* _EXTRACTED INFORMATION_
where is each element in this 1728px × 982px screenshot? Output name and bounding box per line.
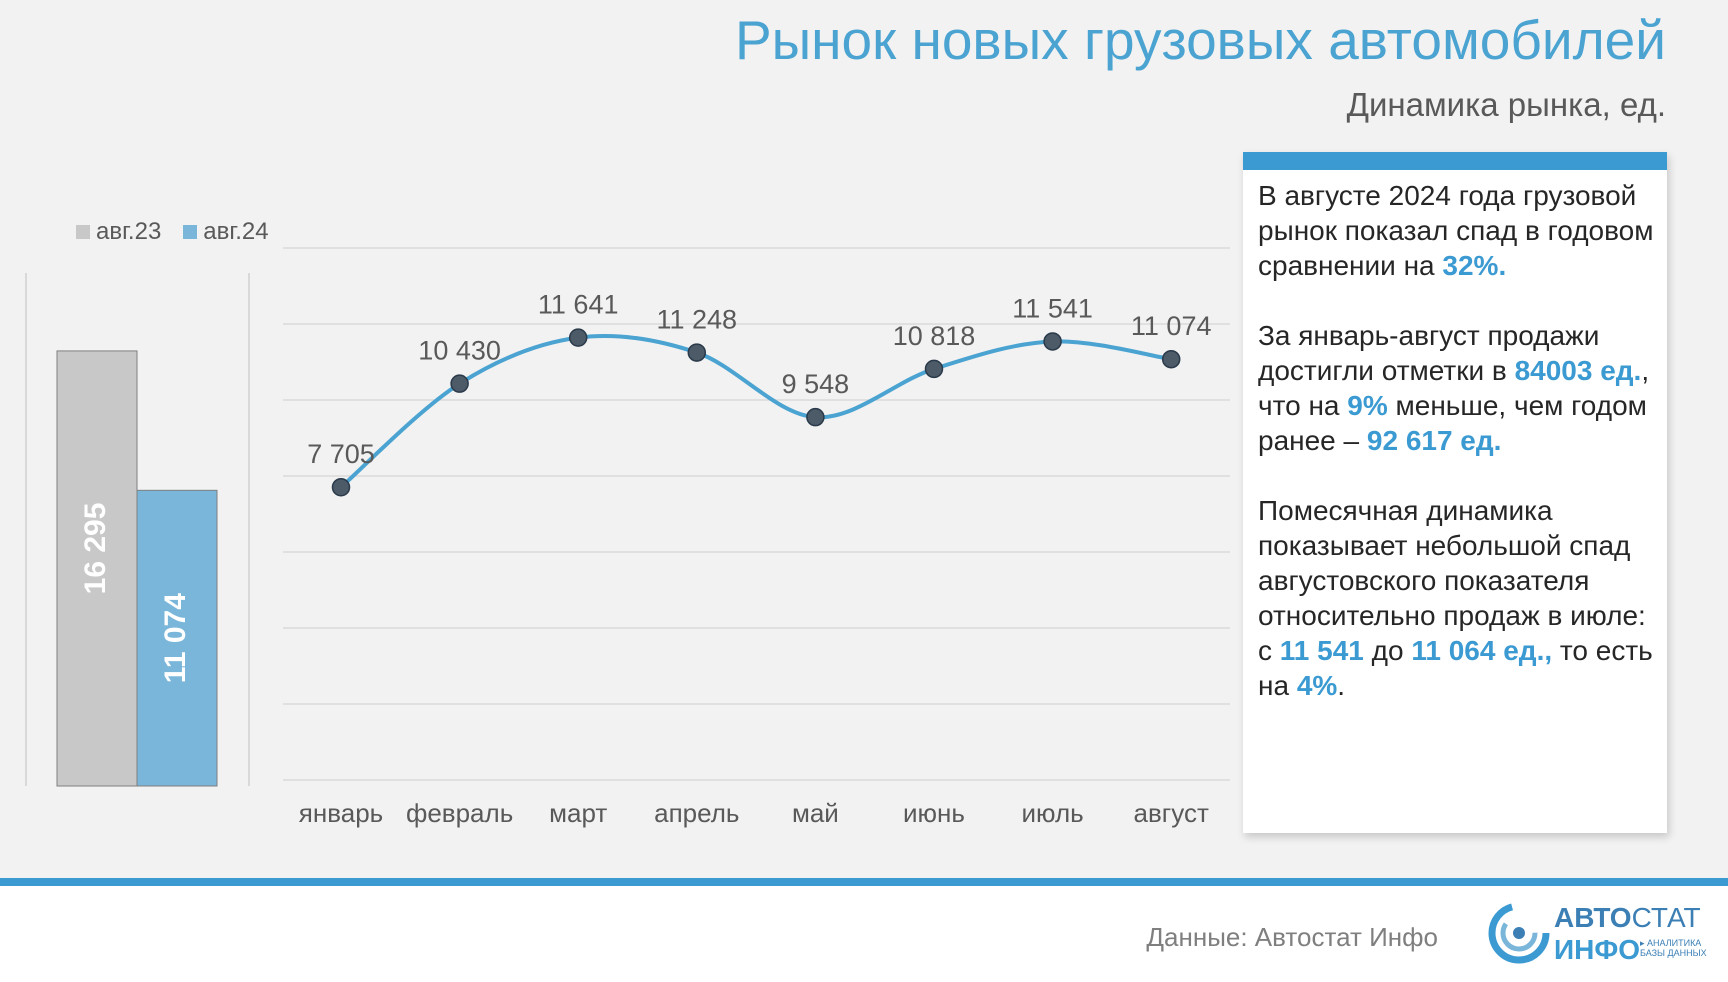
x-tick-label: июнь (903, 798, 965, 828)
line-point-август (1161, 349, 1181, 369)
line-point-апрель (687, 343, 707, 362)
commentary-panel: В августе 2024 года грузовой рынок показ… (1243, 152, 1667, 833)
bar-value-label: 16 295 (79, 503, 112, 595)
line-data-label: 9 548 (782, 369, 850, 399)
line-data-label: 11 074 (1131, 311, 1212, 341)
legend-item-aug24: авг.24 (183, 218, 269, 246)
logo-word-info: ИНФО (1554, 934, 1641, 965)
charts-svg: 16 295 11 074 7 705 январь 10 430 февраль 11 6… (25, 247, 1230, 828)
commentary-paragraph-1: В августе 2024 года грузовой рынок показ… (1258, 180, 1654, 281)
legend-label-aug24: авг.24 (203, 218, 269, 245)
commentary-text: В августе 2024 года грузовой рынок показ… (1258, 178, 1659, 738)
line-point-июнь (924, 359, 944, 379)
logo-word-avtostat: АВТОСТАТ (1554, 902, 1701, 933)
line-data-label: 7 705 (307, 439, 375, 469)
line-data-label: 11 248 (657, 305, 738, 335)
footer (0, 886, 1728, 982)
bar-авг.24 (136, 489, 218, 787)
x-tick-label: март (549, 798, 607, 828)
legend-swatch-aug24 (183, 225, 198, 239)
x-tick-label: апрель (654, 798, 739, 828)
x-tick-label: январь (299, 798, 383, 828)
line-data-label: 10 818 (893, 321, 976, 351)
line-data-label: 11 641 (538, 290, 619, 320)
legend-item-aug23: авг.23 (76, 218, 161, 246)
data-source: Данные: Автостат Инфо (1146, 922, 1438, 952)
legend-label-aug23: авг.23 (96, 218, 162, 245)
panel-accent-bar (1243, 152, 1667, 170)
line-point-май (806, 407, 825, 427)
x-tick-label: август (1134, 798, 1209, 828)
commentary-paragraph-2: За январь-август продажи достигли отметк… (1258, 320, 1650, 456)
bar-legend: авг.23 авг.24 (76, 218, 269, 246)
line-point-март (568, 328, 588, 347)
commentary-paragraph-3: Помесячная динамика показывает небольшой… (1258, 495, 1653, 701)
logo-tagline: ▸ АНАЛИТИКА БАЗЫ ДАННЫХ (1640, 938, 1707, 958)
x-tick-label: июль (1022, 798, 1084, 828)
line-point-июль (1043, 332, 1062, 351)
bar-авг.23 (56, 350, 138, 787)
page-title: Рынок новых грузовых автомобилей (734, 9, 1666, 71)
line-point-январь (331, 477, 351, 497)
bar-value-label: 11 074 (159, 593, 192, 683)
autostat-logo: АВТОСТАТ ИНФО ▸ АНАЛИТИКА БАЗЫ ДАННЫХ (1488, 900, 1708, 970)
x-tick-label: февраль (406, 798, 513, 828)
x-tick-label: май (792, 798, 839, 828)
legend-swatch-aug23 (76, 225, 90, 239)
page-subtitle: Динамика рынка, ед. (1346, 86, 1666, 123)
line-data-label: 11 541 (1012, 293, 1093, 323)
line-data-label: 10 430 (418, 336, 501, 366)
footer-band (0, 878, 1728, 886)
logo-mark-icon (1488, 902, 1550, 964)
line-point-февраль (450, 374, 469, 393)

* _WHAT IS REQUIRED_
Render the data above as a JSON list of strings, one string per line, with blank lines and the picture left out.

* _RESULT FOR THIS TASK_
[
  "where is each element in this 1728px × 982px screenshot? Output name and bounding box per line.",
  "x-tick-label: июнь (903, 798, 965, 828)",
  "line-point-август (1161, 349, 1181, 369)",
  "line-point-апрель (687, 343, 707, 362)",
  "commentary-panel: В августе 2024 года грузовой рынок показ… (1243, 152, 1667, 833)",
  "bar-value-label: 16 295 (79, 503, 112, 595)",
  "line-data-label: 9 548 (782, 369, 850, 399)",
  "line-data-label: 11 074 (1131, 311, 1212, 341)",
  "legend-item-aug24: авг.24 (183, 218, 269, 246)",
  "logo-word-info: ИНФО (1554, 934, 1641, 965)",
  "charts-svg: 16 295 11 074 7 705 январь 10 430 февраль 11 6… (25, 247, 1230, 828)",
  "commentary-paragraph-1: В августе 2024 года грузовой рынок показ… (1258, 180, 1654, 281)",
  "legend-label-aug24: авг.24 (203, 218, 269, 245)",
  "commentary-text: В августе 2024 года грузовой рынок показ… (1258, 178, 1659, 738)",
  "line-point-июнь (924, 359, 944, 379)",
  "logo-word-avtostat: АВТОСТАТ (1554, 902, 1701, 933)",
  "line-data-label: 7 705 (307, 439, 375, 469)",
  "line-data-label: 11 248 (657, 305, 738, 335)",
  "footer (0, 886, 1728, 982)",
  "bar-авг.24 (136, 489, 218, 787)",
  "x-tick-label: март (549, 798, 607, 828)",
  "legend-swatch-aug24 (183, 225, 198, 239)",
  "x-tick-label: апрель (654, 798, 739, 828)",
  "x-tick-label: январь (299, 798, 383, 828)",
  "line-data-label: 10 818 (893, 321, 976, 351)",
  "line-data-label: 11 641 (538, 290, 619, 320)",
  "legend-item-aug23: авг.23 (76, 218, 161, 246)",
  "data-source: Данные: Автостат Инфо (1146, 922, 1438, 952)",
  "legend-label-aug23: авг.23 (96, 218, 162, 245)",
  "panel-accent-bar (1243, 152, 1667, 170)",
  "line-point-май (806, 407, 825, 427)",
  "x-tick-label: август (1134, 798, 1209, 828)",
  "commentary-paragraph-2: За январь-август продажи достигли отметк… (1258, 320, 1650, 456)",
  "bar-legend: авг.23 авг.24 (76, 218, 269, 246)",
  "line-point-март (568, 328, 588, 347)",
  "commentary-paragraph-3: Помесячная динамика показывает небольшой… (1258, 495, 1653, 701)",
  "logo-tagline: ▸ АНАЛИТИКА БАЗЫ ДАННЫХ (1640, 938, 1707, 958)",
  "x-tick-label: июль (1022, 798, 1084, 828)",
  "line-point-июль (1043, 332, 1062, 351)",
  "bar-авг.23 (56, 350, 138, 787)",
  "page-title: Рынок новых грузовых автомобилей (734, 9, 1666, 71)",
  "line-point-январь (331, 477, 351, 497)",
  "bar-value-label: 11 074 (159, 593, 192, 683)",
  "autostat-logo: АВТОСТАТ ИНФО ▸ АНАЛИТИКА БАЗЫ ДАННЫХ (1488, 900, 1708, 970)",
  "x-tick-label: февраль (406, 798, 513, 828)",
  "x-tick-label: май (792, 798, 839, 828)",
  "legend-swatch-aug23 (76, 225, 90, 239)",
  "page-subtitle: Динамика рынка, ед. (1346, 86, 1666, 123)",
  "line-data-label: 11 541 (1012, 293, 1093, 323)",
  "line-data-label: 10 430 (418, 336, 501, 366)",
  "footer-band (0, 878, 1728, 886)",
  "logo-mark-icon (1488, 902, 1550, 964)",
  "line-point-февраль (450, 374, 469, 393)"
]